AIM OF THE EXERCISE - Determine the number of lines that have the string "GOVERNMENT" in them, and give only that number.

• • • • •

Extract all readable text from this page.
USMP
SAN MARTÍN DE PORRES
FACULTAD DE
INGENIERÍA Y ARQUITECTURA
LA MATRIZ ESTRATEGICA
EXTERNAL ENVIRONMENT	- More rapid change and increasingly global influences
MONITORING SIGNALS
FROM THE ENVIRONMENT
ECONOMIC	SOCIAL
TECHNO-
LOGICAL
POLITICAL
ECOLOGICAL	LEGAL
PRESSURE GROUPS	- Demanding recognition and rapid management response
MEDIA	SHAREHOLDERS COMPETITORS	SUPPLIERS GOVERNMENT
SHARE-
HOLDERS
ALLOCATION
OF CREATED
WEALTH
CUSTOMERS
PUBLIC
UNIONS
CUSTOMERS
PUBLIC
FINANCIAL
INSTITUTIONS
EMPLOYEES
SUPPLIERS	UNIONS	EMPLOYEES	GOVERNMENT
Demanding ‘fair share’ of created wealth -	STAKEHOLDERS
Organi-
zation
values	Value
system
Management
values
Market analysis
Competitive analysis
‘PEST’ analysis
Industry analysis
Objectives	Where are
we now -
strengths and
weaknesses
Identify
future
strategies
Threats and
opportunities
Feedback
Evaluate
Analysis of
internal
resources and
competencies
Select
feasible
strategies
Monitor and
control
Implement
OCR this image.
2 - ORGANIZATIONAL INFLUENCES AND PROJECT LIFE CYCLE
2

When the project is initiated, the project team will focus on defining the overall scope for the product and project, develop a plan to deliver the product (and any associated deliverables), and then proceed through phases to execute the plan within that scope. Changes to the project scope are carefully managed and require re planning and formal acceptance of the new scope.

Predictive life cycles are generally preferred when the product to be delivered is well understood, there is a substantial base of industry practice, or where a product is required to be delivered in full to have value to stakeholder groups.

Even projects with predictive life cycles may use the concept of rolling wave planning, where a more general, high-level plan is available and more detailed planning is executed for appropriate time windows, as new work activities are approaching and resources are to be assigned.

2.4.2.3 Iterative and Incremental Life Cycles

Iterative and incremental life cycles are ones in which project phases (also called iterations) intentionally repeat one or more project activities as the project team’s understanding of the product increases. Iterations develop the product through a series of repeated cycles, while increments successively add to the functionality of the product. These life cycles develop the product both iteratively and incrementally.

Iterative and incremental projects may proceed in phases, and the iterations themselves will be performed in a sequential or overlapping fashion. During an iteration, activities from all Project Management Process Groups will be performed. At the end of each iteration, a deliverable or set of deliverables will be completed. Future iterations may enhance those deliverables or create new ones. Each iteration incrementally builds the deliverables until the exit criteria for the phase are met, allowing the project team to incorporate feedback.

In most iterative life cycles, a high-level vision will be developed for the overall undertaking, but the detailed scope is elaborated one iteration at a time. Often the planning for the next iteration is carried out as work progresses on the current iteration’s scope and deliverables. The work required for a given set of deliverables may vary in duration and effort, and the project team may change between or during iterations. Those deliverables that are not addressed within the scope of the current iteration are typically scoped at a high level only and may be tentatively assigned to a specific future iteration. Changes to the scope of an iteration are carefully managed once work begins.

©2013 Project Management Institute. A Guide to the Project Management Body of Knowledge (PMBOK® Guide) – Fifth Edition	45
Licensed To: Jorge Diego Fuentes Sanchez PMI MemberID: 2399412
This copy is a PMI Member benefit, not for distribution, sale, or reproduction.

• • • • •

EXERCISE SOLUTION - 2